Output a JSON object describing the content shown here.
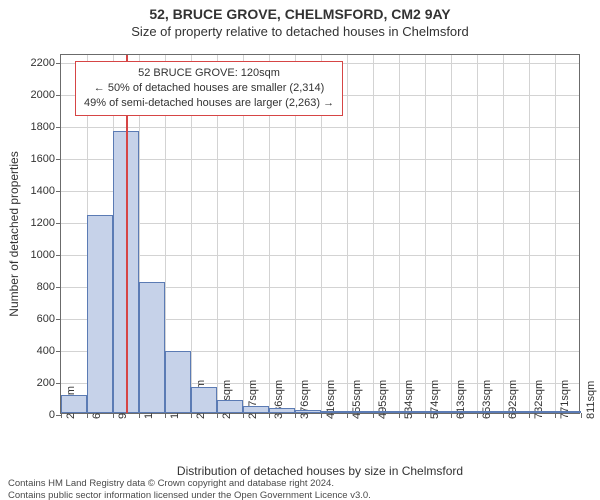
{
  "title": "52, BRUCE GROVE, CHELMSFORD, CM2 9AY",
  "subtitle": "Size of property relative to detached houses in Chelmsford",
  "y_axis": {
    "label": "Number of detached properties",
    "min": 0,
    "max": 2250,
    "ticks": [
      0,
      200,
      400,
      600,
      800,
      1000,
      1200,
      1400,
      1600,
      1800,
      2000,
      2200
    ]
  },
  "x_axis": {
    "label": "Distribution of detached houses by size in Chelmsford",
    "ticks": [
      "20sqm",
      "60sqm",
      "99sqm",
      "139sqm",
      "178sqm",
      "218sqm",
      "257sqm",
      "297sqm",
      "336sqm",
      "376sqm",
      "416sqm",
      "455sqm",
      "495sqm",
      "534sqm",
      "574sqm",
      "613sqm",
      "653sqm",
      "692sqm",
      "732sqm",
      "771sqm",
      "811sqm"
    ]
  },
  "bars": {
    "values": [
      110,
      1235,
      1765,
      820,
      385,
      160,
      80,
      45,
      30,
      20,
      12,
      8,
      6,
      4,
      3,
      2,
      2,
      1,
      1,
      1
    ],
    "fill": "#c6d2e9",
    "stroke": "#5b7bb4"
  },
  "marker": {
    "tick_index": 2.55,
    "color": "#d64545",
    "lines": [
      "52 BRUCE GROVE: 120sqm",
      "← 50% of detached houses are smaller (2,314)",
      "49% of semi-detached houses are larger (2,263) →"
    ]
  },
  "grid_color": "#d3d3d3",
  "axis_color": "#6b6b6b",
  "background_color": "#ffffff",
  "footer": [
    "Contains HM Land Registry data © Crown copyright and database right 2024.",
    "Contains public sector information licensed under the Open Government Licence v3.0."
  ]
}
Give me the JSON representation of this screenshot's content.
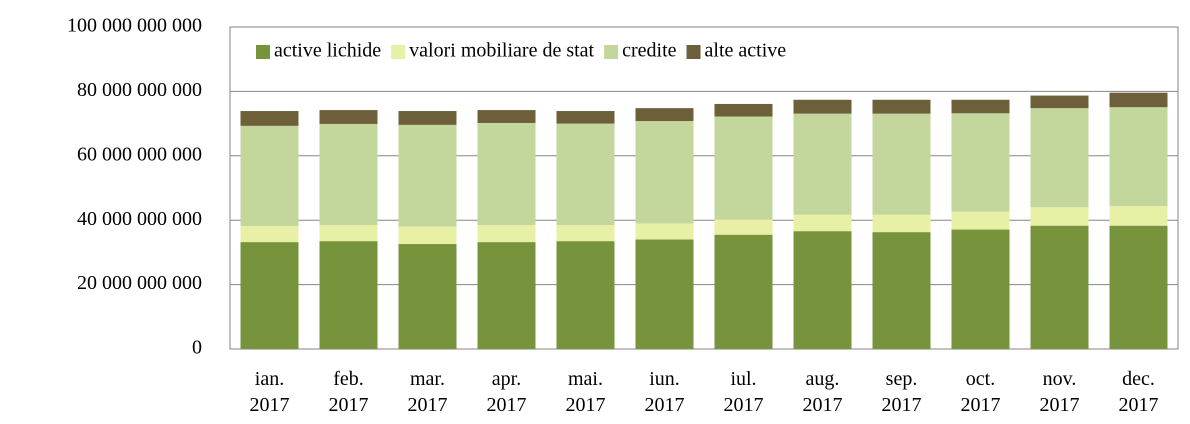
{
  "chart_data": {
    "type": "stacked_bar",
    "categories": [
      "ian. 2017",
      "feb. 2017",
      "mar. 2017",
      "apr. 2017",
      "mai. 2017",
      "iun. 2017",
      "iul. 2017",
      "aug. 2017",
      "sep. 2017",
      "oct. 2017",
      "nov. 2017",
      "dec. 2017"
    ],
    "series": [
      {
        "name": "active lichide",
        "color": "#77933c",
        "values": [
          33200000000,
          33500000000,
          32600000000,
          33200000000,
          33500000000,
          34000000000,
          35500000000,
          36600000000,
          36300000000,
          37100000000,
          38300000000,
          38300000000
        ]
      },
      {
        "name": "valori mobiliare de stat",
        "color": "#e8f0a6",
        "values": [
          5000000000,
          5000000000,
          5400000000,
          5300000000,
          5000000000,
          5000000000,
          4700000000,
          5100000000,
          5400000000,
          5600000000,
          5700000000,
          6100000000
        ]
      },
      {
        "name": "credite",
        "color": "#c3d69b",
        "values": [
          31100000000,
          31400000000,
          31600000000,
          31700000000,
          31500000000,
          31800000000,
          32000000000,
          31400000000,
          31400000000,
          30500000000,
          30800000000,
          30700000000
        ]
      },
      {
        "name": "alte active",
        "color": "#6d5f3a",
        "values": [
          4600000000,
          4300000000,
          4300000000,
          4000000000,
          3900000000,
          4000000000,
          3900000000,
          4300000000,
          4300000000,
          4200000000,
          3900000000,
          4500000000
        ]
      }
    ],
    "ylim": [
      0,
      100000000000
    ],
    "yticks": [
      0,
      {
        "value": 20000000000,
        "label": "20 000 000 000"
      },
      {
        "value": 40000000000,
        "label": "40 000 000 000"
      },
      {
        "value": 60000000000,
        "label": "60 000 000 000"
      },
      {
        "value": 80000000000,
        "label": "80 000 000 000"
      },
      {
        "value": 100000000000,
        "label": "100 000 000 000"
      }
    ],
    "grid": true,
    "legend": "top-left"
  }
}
══════════
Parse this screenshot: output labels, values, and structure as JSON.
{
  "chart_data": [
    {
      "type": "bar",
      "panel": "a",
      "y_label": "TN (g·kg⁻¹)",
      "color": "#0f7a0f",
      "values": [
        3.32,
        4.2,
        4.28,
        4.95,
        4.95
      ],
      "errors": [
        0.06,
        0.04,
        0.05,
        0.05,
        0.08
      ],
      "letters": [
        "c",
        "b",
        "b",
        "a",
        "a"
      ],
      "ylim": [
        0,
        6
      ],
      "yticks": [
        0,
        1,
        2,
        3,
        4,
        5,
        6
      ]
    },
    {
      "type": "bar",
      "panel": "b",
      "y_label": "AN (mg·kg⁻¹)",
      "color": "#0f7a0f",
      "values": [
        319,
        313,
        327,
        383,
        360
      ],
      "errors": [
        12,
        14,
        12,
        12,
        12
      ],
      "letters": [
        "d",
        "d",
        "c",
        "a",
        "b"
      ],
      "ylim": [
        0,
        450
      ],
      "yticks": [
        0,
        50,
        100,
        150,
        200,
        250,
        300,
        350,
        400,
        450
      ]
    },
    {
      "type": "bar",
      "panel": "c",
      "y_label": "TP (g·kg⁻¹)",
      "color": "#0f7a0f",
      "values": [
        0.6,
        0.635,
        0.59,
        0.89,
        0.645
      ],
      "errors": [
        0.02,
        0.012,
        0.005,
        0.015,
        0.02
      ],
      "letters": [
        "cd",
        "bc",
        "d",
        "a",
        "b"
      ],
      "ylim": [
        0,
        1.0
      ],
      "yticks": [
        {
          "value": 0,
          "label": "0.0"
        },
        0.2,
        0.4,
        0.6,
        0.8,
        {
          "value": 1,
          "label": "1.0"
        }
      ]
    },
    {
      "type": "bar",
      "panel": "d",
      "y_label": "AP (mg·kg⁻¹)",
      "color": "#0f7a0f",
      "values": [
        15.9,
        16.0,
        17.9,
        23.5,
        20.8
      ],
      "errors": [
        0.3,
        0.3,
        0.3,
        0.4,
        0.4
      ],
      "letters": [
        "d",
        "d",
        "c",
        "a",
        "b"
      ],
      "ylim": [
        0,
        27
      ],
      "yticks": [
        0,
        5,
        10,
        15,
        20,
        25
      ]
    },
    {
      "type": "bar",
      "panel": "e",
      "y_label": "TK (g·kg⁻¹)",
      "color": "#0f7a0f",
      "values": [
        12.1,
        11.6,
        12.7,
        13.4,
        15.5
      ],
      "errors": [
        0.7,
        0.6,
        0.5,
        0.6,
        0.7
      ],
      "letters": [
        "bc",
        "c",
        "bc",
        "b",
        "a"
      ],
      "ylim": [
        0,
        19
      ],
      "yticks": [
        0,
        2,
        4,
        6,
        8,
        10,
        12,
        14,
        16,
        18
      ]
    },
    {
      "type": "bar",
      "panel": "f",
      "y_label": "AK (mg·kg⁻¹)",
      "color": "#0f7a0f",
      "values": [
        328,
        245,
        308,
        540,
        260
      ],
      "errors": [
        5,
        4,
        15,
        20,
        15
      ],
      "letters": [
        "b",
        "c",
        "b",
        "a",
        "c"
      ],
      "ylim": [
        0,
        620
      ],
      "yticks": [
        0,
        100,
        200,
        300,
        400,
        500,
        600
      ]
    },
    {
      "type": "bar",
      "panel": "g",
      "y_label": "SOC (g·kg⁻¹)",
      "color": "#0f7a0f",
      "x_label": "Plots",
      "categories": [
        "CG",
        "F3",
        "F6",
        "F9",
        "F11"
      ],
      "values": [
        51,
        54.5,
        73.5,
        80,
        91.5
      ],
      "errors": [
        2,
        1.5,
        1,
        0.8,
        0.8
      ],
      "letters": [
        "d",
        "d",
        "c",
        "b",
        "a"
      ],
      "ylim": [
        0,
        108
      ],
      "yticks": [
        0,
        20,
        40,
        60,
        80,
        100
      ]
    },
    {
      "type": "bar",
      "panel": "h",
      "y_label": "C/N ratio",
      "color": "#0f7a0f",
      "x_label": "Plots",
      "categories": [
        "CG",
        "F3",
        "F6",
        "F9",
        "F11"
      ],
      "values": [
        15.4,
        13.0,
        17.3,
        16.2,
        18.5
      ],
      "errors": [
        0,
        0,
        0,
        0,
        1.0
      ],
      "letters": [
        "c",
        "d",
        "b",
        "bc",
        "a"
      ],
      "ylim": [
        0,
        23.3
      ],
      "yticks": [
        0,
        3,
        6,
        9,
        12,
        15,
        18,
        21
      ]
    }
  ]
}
══════════
**Task goal:**
Search the entries for the string "panel" and collect each line that has it.

**Complete response:**
      "panel": "a",
      "panel": "b",
      "panel": "c",
      "panel": "d",
      "panel": "e",
      "panel": "f",
      "panel": "g",
      "panel": "h",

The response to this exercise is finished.